Copy every line of the records below word for word, leaving out the pictures.

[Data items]
Start
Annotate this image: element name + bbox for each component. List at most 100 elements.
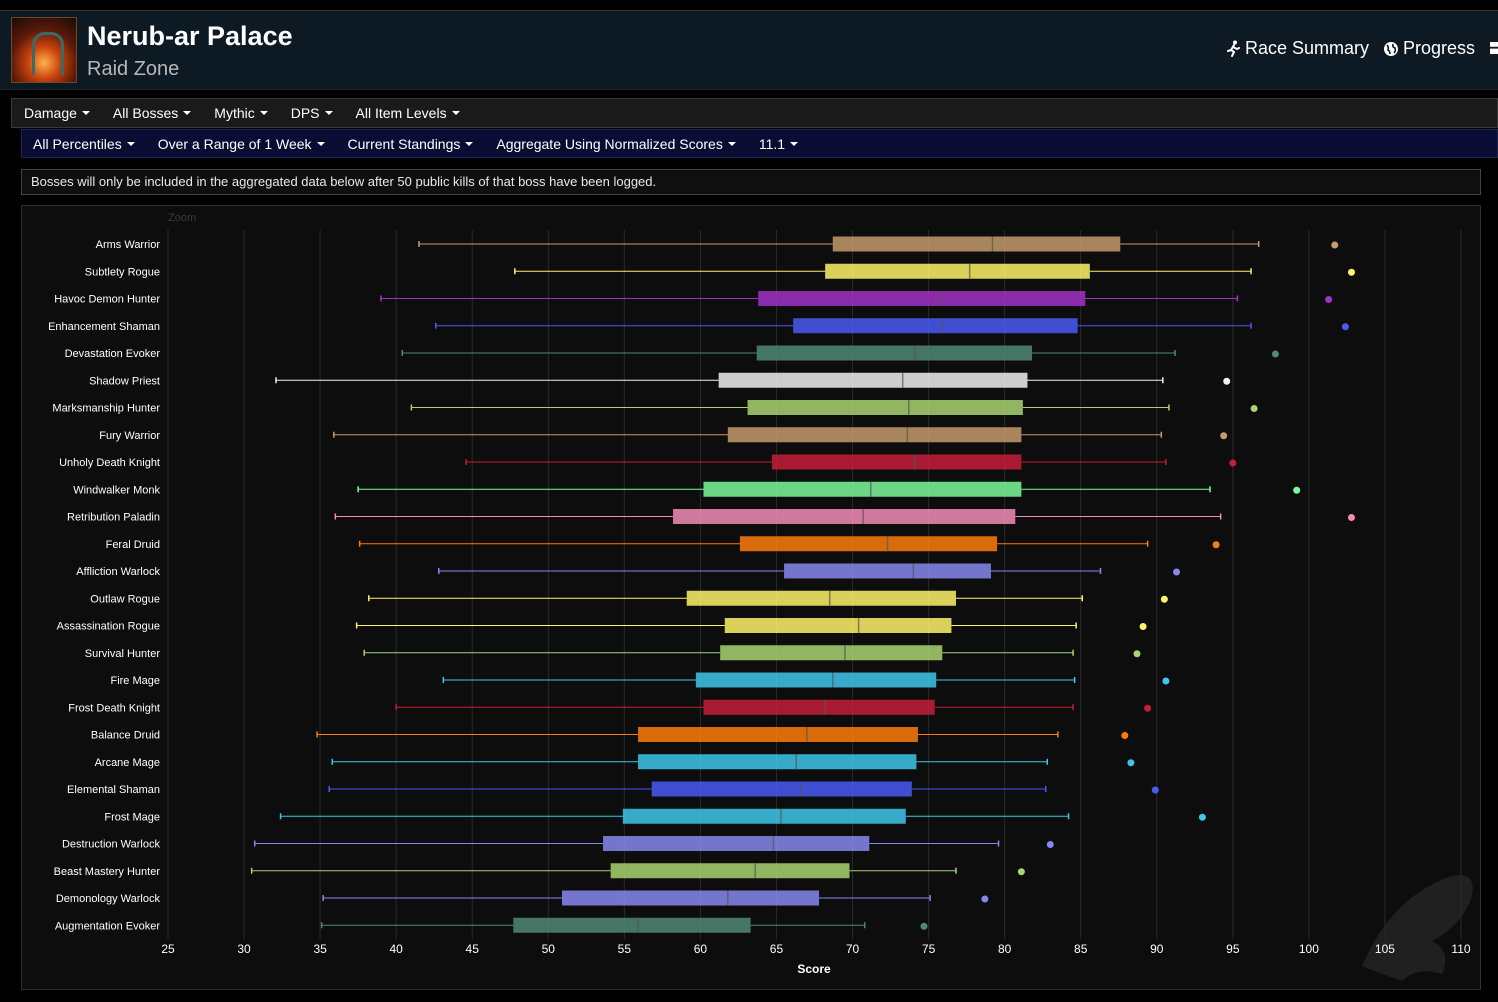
boss-dropdown-label: All Bosses (112, 105, 179, 121)
progress-label: Progress (1403, 38, 1476, 58)
boxplot-row[interactable] (442, 672, 1170, 688)
box-iqr (561, 890, 820, 906)
box-iqr (651, 781, 912, 797)
secondary-filter-bar: All Percentiles Over a Range of 1 Week C… (21, 129, 1498, 158)
box-iqr (638, 727, 918, 742)
x-tick-label: 30 (237, 942, 251, 956)
boxplot-row[interactable] (465, 454, 1237, 470)
boxplot-row[interactable] (395, 699, 1152, 715)
boss-dropdown[interactable]: All Bosses (112, 105, 192, 121)
outlier-point (1198, 813, 1206, 821)
class-spec-label: Devastation Evoker (65, 348, 161, 360)
box-iqr (793, 318, 1078, 334)
class-spec-label: Affliction Warlock (76, 566, 160, 578)
class-spec-label: Havoc Demon Hunter (54, 294, 160, 306)
item-level-dropdown[interactable]: All Item Levels (356, 105, 460, 121)
outlier-point (1271, 350, 1279, 358)
class-spec-label: Survival Hunter (85, 648, 161, 660)
boxplot-row[interactable] (514, 263, 1355, 279)
outlier-point (1173, 568, 1181, 576)
patch-dropdown[interactable]: 11.1 (758, 135, 799, 152)
box-iqr (603, 836, 870, 851)
x-tick-label: 60 (694, 942, 708, 956)
class-spec-label: Augmentation Evoker (55, 920, 161, 932)
class-spec-label: Subtlety Rogue (85, 266, 160, 278)
box-iqr (784, 563, 991, 579)
percentile-dropdown[interactable]: All Percentiles (33, 136, 135, 152)
x-tick-label: 35 (313, 942, 327, 956)
boxplot-row[interactable] (358, 536, 1220, 552)
boxplot-row[interactable] (279, 808, 1206, 824)
box-iqr (622, 808, 906, 824)
box-iqr (513, 917, 751, 933)
box-iqr (758, 291, 1086, 306)
boxplot-row[interactable] (320, 917, 928, 933)
outlier-point (1144, 704, 1152, 712)
zone-icon (11, 17, 77, 83)
boxplot-row[interactable] (355, 618, 1147, 633)
outlier-point (1162, 677, 1170, 685)
boxplot-row[interactable] (438, 563, 1181, 579)
progress-link[interactable]: Progress (1383, 38, 1475, 59)
outlier-point (981, 895, 989, 903)
boxplot-row[interactable] (331, 754, 1135, 770)
caret-down-icon (81, 111, 90, 115)
caret-down-icon (790, 141, 799, 146)
x-tick-label: 40 (389, 942, 403, 956)
class-spec-label: Assassination Rogue (57, 621, 160, 633)
item-level-dropdown-label: All Item Levels (355, 105, 447, 121)
box-iqr (771, 454, 1022, 470)
role-dropdown[interactable]: DPS (291, 105, 333, 121)
aggregate-dropdown[interactable]: Aggregate Using Normalized Scores (496, 136, 736, 152)
boxplot-row[interactable] (434, 318, 1349, 334)
standings-dropdown-label: Current Standings (347, 135, 461, 152)
class-spec-label: Marksmanship Hunter (52, 403, 160, 415)
box-iqr (610, 863, 850, 879)
boxplot-row[interactable] (368, 590, 1168, 606)
boxplot-row[interactable] (380, 291, 1333, 306)
boxplot-row[interactable] (275, 372, 1231, 388)
time-range-dropdown[interactable]: Over a Range of 1 Week (158, 136, 325, 152)
boxplot-row[interactable] (418, 236, 1339, 252)
boxplot-row[interactable] (322, 890, 989, 906)
zoom-button[interactable]: Zoom (168, 212, 196, 224)
boxplot-row[interactable] (328, 781, 1159, 797)
outlier-point (1127, 759, 1135, 767)
boxplot-row[interactable] (253, 836, 1054, 851)
boxplot-row[interactable] (250, 863, 1025, 879)
outlier-point (1220, 432, 1228, 440)
outlier-point (1325, 296, 1333, 303)
difficulty-dropdown-label: Mythic (214, 105, 255, 121)
boxplot-row[interactable] (357, 481, 1301, 497)
boxplot-row[interactable] (401, 345, 1279, 361)
outlier-point (1341, 323, 1349, 331)
role-dropdown-label: DPS (290, 105, 320, 121)
race-summary-label: Race Summary (1245, 38, 1370, 58)
boxplot-row[interactable] (363, 645, 1141, 661)
x-axis-title: Score (797, 962, 831, 976)
patch-dropdown-label: 11.1 (758, 135, 786, 152)
class-spec-label: Frost Mage (104, 811, 160, 823)
boxplot-row[interactable] (333, 427, 1228, 443)
x-tick-label: 45 (466, 942, 480, 956)
time-range-dropdown-label: Over a Range of 1 Week (157, 135, 312, 152)
box-iqr (638, 754, 917, 770)
grid-menu-icon[interactable] (1490, 42, 1498, 54)
x-tick-label: 25 (161, 942, 175, 956)
metric-dropdown[interactable]: Damage (24, 105, 90, 121)
standings-dropdown[interactable]: Current Standings (348, 136, 474, 152)
caret-down-icon (727, 141, 736, 146)
zone-title: Nerub-ar Palace (87, 21, 293, 51)
boxplot-row[interactable] (316, 727, 1129, 742)
notice-banner: Bosses will only be included in the aggr… (21, 169, 1481, 195)
class-spec-label: Shadow Priest (89, 375, 160, 387)
boxplot-row[interactable] (410, 400, 1258, 415)
difficulty-dropdown[interactable]: Mythic (214, 105, 268, 121)
zone-header: Nerub-ar Palace Raid Zone Race Summary P… (0, 10, 1498, 90)
race-summary-link[interactable]: Race Summary (1226, 38, 1369, 59)
box-iqr (703, 481, 1022, 497)
box-iqr (673, 509, 1016, 524)
wolf-watermark-icon (1362, 875, 1473, 981)
boxplot-row[interactable] (334, 509, 1355, 524)
box-iqr (832, 236, 1121, 252)
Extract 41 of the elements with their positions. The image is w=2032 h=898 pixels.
End
**COMPLETED EXERCISE**
Annotate this image: element name + bbox for each component. List at most 100 elements.
boss-dropdown-label: All Bosses (112, 105, 179, 121)
progress-label: Progress (1403, 38, 1476, 58)
boxplot-row[interactable] (442, 672, 1170, 688)
box-iqr (561, 890, 820, 906)
box-iqr (651, 781, 912, 797)
secondary-filter-bar: All Percentiles Over a Range of 1 Week C… (21, 129, 1498, 158)
box-iqr (638, 727, 918, 742)
x-tick-label: 30 (237, 942, 251, 956)
boxplot-row[interactable] (465, 454, 1237, 470)
boxplot-row[interactable] (395, 699, 1152, 715)
boss-dropdown[interactable]: All Bosses (112, 105, 192, 121)
outlier-point (1198, 813, 1206, 821)
class-spec-label: Devastation Evoker (65, 348, 161, 360)
box-iqr (793, 318, 1078, 334)
class-spec-label: Affliction Warlock (76, 566, 160, 578)
class-spec-label: Havoc Demon Hunter (54, 294, 160, 306)
item-level-dropdown[interactable]: All Item Levels (356, 105, 460, 121)
outlier-point (1271, 350, 1279, 358)
class-spec-label: Survival Hunter (85, 648, 161, 660)
boxplot-row[interactable] (514, 263, 1355, 279)
outlier-point (1173, 568, 1181, 576)
patch-dropdown[interactable]: 11.1 (758, 135, 799, 152)
box-iqr (603, 836, 870, 851)
x-tick-label: 60 (694, 942, 708, 956)
class-spec-label: Augmentation Evoker (55, 920, 161, 932)
class-spec-label: Subtlety Rogue (85, 266, 160, 278)
box-iqr (784, 563, 991, 579)
percentile-dropdown[interactable]: All Percentiles (33, 136, 135, 152)
x-tick-label: 35 (313, 942, 327, 956)
boxplot-row[interactable] (358, 536, 1220, 552)
boxplot-row[interactable] (279, 808, 1206, 824)
box-iqr (622, 808, 906, 824)
box-iqr (513, 917, 751, 933)
box-iqr (758, 291, 1086, 306)
boxplot-row[interactable] (320, 917, 928, 933)
outlier-point (1144, 704, 1152, 712)
zone-icon (11, 17, 77, 83)
boxplot-row[interactable] (355, 618, 1147, 633)
outlier-point (1162, 677, 1170, 685)
boxplot-row[interactable] (438, 563, 1181, 579)
progress-link[interactable]: Progress (1383, 38, 1475, 59)
outlier-point (981, 895, 989, 903)
boxplot-row[interactable] (331, 754, 1135, 770)
caret-down-icon (81, 111, 90, 115)
caret-down-icon (790, 141, 799, 146)
x-tick-label: 40 (389, 942, 403, 956)
class-spec-label: Assassination Rogue (57, 621, 160, 633)
item-level-dropdown-label: All Item Levels (355, 105, 447, 121)
box-iqr (771, 454, 1022, 470)
role-dropdown[interactable]: DPS (291, 105, 333, 121)
aggregate-dropdown[interactable]: Aggregate Using Normalized Scores (496, 136, 736, 152)
boxplot-row[interactable] (434, 318, 1349, 334)
standings-dropdown-label: Current Standings (347, 135, 461, 152)
class-spec-label: Marksmanship Hunter (52, 403, 160, 415)
box-iqr (610, 863, 850, 879)
boxplot-row[interactable] (368, 590, 1168, 606)
boxplot-row[interactable] (380, 291, 1333, 306)
boxplot-row[interactable] (275, 372, 1231, 388)
time-range-dropdown[interactable]: Over a Range of 1 Week (158, 136, 325, 152)
boxplot-row[interactable] (418, 236, 1339, 252)
boxplot-row[interactable] (322, 890, 989, 906)
zoom-button[interactable]: Zoom (168, 212, 196, 224)
boxplot-row[interactable] (328, 781, 1159, 797)
outlier-point (1127, 759, 1135, 767)
boxplot-row[interactable] (253, 836, 1054, 851)
boxplot-row[interactable] (250, 863, 1025, 879)
outlier-point (1220, 432, 1228, 440)
outlier-point (1325, 296, 1333, 303)
difficulty-dropdown-label: Mythic (214, 105, 255, 121)
boxplot-row[interactable] (357, 481, 1301, 497)
boxplot-row[interactable] (401, 345, 1279, 361)
outlier-point (1341, 323, 1349, 331)
role-dropdown-label: DPS (290, 105, 320, 121)
race-summary-label: Race Summary (1245, 38, 1370, 58)
boxplot-row[interactable] (363, 645, 1141, 661)
x-axis-title: Score (797, 962, 831, 976)
patch-dropdown-label: 11.1 (758, 135, 786, 152)
class-spec-label: Frost Mage (104, 811, 160, 823)
boxplot-row[interactable] (333, 427, 1228, 443)
x-tick-label: 45 (466, 942, 480, 956)
time-range-dropdown-label: Over a Range of 1 Week (157, 135, 312, 152)
box-iqr (638, 754, 917, 770)
grid-menu-icon[interactable] (1490, 42, 1498, 54)
x-tick-label: 25 (161, 942, 175, 956)
metric-dropdown[interactable]: Damage (24, 105, 90, 121)
standings-dropdown[interactable]: Current Standings (348, 136, 474, 152)
caret-down-icon (727, 141, 736, 146)
zone-title: Nerub-ar Palace (87, 21, 293, 51)
boxplot-row[interactable] (316, 727, 1129, 742)
notice-banner: Bosses will only be included in the aggr… (21, 169, 1481, 195)
class-spec-label: Shadow Priest (89, 375, 160, 387)
boxplot-row[interactable] (410, 400, 1258, 415)
difficulty-dropdown[interactable]: Mythic (214, 105, 268, 121)
zone-header: Nerub-ar Palace Raid Zone Race Summary P… (0, 10, 1498, 90)
race-summary-link[interactable]: Race Summary (1226, 38, 1369, 59)
box-iqr (703, 481, 1022, 497)
box-iqr (673, 509, 1016, 524)
wolf-watermark-icon (1362, 875, 1473, 981)
boxplot-row[interactable] (334, 509, 1355, 524)
box-iqr (832, 236, 1121, 252)
Extract 41 of the elements with their positions. The image is w=2032 h=898 pixels.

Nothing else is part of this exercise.